Restate the whole listing exactly.

[Extracted data entries]
— Start —

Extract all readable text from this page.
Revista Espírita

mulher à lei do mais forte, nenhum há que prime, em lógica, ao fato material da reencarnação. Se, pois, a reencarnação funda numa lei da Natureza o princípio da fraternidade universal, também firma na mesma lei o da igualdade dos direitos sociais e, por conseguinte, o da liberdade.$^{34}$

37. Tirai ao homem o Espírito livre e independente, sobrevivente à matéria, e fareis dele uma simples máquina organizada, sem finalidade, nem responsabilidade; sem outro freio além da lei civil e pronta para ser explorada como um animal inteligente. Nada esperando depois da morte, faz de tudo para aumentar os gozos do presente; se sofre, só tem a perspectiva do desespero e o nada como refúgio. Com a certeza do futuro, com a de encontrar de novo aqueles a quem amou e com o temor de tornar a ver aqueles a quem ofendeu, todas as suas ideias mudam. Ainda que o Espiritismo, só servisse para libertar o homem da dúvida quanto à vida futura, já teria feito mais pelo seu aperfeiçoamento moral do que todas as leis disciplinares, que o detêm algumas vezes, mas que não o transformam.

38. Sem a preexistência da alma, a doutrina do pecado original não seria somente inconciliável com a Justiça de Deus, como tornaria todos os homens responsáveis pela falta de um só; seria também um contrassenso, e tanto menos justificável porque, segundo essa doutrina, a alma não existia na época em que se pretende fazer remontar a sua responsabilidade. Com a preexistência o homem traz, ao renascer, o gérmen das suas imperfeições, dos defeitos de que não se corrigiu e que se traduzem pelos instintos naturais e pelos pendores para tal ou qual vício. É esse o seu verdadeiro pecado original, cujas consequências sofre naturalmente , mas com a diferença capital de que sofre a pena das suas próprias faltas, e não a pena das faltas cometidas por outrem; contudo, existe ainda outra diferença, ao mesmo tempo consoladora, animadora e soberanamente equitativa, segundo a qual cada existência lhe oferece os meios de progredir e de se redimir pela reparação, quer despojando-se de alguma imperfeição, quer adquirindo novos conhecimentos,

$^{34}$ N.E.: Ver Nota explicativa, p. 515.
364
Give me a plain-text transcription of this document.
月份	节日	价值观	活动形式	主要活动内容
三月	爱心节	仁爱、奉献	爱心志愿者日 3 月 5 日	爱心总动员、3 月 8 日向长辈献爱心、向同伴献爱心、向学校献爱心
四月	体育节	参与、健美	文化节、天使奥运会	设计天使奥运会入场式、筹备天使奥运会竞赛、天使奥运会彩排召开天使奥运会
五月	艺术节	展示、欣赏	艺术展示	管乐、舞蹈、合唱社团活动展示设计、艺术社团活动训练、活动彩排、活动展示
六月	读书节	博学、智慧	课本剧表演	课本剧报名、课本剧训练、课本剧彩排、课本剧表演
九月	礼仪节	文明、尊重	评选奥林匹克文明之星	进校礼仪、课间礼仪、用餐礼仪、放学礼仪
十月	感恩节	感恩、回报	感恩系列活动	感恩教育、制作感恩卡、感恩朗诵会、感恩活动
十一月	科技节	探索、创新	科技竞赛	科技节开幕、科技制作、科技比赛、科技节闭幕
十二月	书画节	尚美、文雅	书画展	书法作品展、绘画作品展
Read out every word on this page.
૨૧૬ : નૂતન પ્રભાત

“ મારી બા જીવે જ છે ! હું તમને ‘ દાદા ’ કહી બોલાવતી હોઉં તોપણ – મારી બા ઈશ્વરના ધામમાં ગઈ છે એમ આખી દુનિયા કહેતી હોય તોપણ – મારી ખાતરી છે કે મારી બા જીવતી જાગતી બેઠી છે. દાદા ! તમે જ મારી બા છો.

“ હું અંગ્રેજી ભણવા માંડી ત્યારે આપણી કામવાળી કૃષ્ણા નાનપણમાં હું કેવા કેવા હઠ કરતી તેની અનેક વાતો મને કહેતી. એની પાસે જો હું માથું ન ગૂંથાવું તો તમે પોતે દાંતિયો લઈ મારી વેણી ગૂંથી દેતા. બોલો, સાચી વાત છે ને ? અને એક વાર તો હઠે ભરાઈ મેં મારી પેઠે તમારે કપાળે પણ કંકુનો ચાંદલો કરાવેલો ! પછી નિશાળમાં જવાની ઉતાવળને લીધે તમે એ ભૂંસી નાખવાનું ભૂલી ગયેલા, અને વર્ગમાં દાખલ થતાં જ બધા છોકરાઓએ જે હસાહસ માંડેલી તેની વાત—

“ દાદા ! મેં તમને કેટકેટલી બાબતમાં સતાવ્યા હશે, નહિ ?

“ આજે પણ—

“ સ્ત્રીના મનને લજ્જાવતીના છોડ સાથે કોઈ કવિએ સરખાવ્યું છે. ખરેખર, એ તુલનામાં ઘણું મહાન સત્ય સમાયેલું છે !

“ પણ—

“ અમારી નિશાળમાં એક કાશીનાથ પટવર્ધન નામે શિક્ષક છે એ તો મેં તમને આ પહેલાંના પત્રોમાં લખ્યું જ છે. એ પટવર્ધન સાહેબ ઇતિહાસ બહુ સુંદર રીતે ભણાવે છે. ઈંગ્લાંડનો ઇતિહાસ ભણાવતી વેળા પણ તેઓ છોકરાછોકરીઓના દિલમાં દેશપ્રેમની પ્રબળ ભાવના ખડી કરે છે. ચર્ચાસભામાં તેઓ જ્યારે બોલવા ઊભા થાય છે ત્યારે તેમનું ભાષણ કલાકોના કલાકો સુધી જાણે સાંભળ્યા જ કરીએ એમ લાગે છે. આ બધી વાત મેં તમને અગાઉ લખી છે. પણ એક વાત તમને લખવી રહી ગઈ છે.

— End —

## Task solution:
Extract all readable text from this page.
Revista Espírita

mulher à lei do mais forte, nenhum há que prime, em lógica, ao fato material da reencarnação. Se, pois, a reencarnação funda numa lei da Natureza o princípio da fraternidade universal, também firma na mesma lei o da igualdade dos direitos sociais e, por conseguinte, o da liberdade.$^{34}$

37. Tirai ao homem o Espírito livre e independente, sobrevivente à matéria, e fareis dele uma simples máquina organizada, sem finalidade, nem responsabilidade; sem outro freio além da lei civil e pronta para ser explorada como um animal inteligente. Nada esperando depois da morte, faz de tudo para aumentar os gozos do presente; se sofre, só tem a perspectiva do desespero e o nada como refúgio. Com a certeza do futuro, com a de encontrar de novo aqueles a quem amou e com o temor de tornar a ver aqueles a quem ofendeu, todas as suas ideias mudam. Ainda que o Espiritismo, só servisse para libertar o homem da dúvida quanto à vida futura, já teria feito mais pelo seu aperfeiçoamento moral do que todas as leis disciplinares, que o detêm algumas vezes, mas que não o transformam.

38. Sem a preexistência da alma, a doutrina do pecado original não seria somente inconciliável com a Justiça de Deus, como tornaria todos os homens responsáveis pela falta de um só; seria também um contrassenso, e tanto menos justificável porque, segundo essa doutrina, a alma não existia na época em que se pretende fazer remontar a sua responsabilidade. Com a preexistência o homem traz, ao renascer, o gérmen das suas imperfeições, dos defeitos de que não se corrigiu e que se traduzem pelos instintos naturais e pelos pendores para tal ou qual vício. É esse o seu verdadeiro pecado original, cujas consequências sofre naturalmente , mas com a diferença capital de que sofre a pena das suas próprias faltas, e não a pena das faltas cometidas por outrem; contudo, existe ainda outra diferença, ao mesmo tempo consoladora, animadora e soberanamente equitativa, segundo a qual cada existência lhe oferece os meios de progredir e de se redimir pela reparação, quer despojando-se de alguma imperfeição, quer adquirindo novos conhecimentos,

$^{34}$ N.E.: Ver Nota explicativa, p. 515.
364
Give me a plain-text transcription of this document.
月份	节日	价值观	活动形式	主要活动内容
三月	爱心节	仁爱、奉献	爱心志愿者日 3 月 5 日	爱心总动员、3 月 8 日向长辈献爱心、向同伴献爱心、向学校献爱心
四月	体育节	参与、健美	文化节、天使奥运会	设计天使奥运会入场式、筹备天使奥运会竞赛、天使奥运会彩排召开天使奥运会
五月	艺术节	展示、欣赏	艺术展示	管乐、舞蹈、合唱社团活动展示设计、艺术社团活动训练、活动彩排、活动展示
六月	读书节	博学、智慧	课本剧表演	课本剧报名、课本剧训练、课本剧彩排、课本剧表演
九月	礼仪节	文明、尊重	评选奥林匹克文明之星	进校礼仪、课间礼仪、用餐礼仪、放学礼仪
十月	感恩节	感恩、回报	感恩系列活动	感恩教育、制作感恩卡、感恩朗诵会、感恩活动
十一月	科技节	探索、创新	科技竞赛	科技节开幕、科技制作、科技比赛、科技节闭幕
十二月	书画节	尚美、文雅	书画展	书法作品展、绘画作品展
Read out every word on this page.
૨૧૬ : નૂતન પ્રભાત

“ મારી બા જીવે જ છે ! હું તમને ‘ દાદા ’ કહી બોલાવતી હોઉં તોપણ – મારી બા ઈશ્વરના ધામમાં ગઈ છે એમ આખી દુનિયા કહેતી હોય તોપણ – મારી ખાતરી છે કે મારી બા જીવતી જાગતી બેઠી છે. દાદા ! તમે જ મારી બા છો.

“ હું અંગ્રેજી ભણવા માંડી ત્યારે આપણી કામવાળી કૃષ્ણા નાનપણમાં હું કેવા કેવા હઠ કરતી તેની અનેક વાતો મને કહેતી. એની પાસે જો હું માથું ન ગૂંથાવું તો તમે પોતે દાંતિયો લઈ મારી વેણી ગૂંથી દેતા. બોલો, સાચી વાત છે ને ? અને એક વાર તો હઠે ભરાઈ મેં મારી પેઠે તમારે કપાળે પણ કંકુનો ચાંદલો કરાવેલો ! પછી નિશાળમાં જવાની ઉતાવળને લીધે તમે એ ભૂંસી નાખવાનું ભૂલી ગયેલા, અને વર્ગમાં દાખલ થતાં જ બધા છોકરાઓએ જે હસાહસ માંડેલી તેની વાત—

“ દાદા ! મેં તમને કેટકેટલી બાબતમાં સતાવ્યા હશે, નહિ ?

“ આજે પણ—

“ સ્ત્રીના મનને લજ્જાવતીના છોડ સાથે કોઈ કવિએ સરખાવ્યું છે. ખરેખર, એ તુલનામાં ઘણું મહાન સત્ય સમાયેલું છે !

“ પણ—

“ અમારી નિશાળમાં એક કાશીનાથ પટવર્ધન નામે શિક્ષક છે એ તો મેં તમને આ પહેલાંના પત્રોમાં લખ્યું જ છે. એ પટવર્ધન સાહેબ ઇતિહાસ બહુ સુંદર રીતે ભણાવે છે. ઈંગ્લાંડનો ઇતિહાસ ભણાવતી વેળા પણ તેઓ છોકરાછોકરીઓના દિલમાં દેશપ્રેમની પ્રબળ ભાવના ખડી કરે છે. ચર્ચાસભામાં તેઓ જ્યારે બોલવા ઊભા થાય છે ત્યારે તેમનું ભાષણ કલાકોના કલાકો સુધી જાણે સાંભળ્યા જ કરીએ એમ લાગે છે. આ બધી વાત મેં તમને અગાઉ લખી છે. પણ એક વાત તમને લખવી રહી ગઈ છે.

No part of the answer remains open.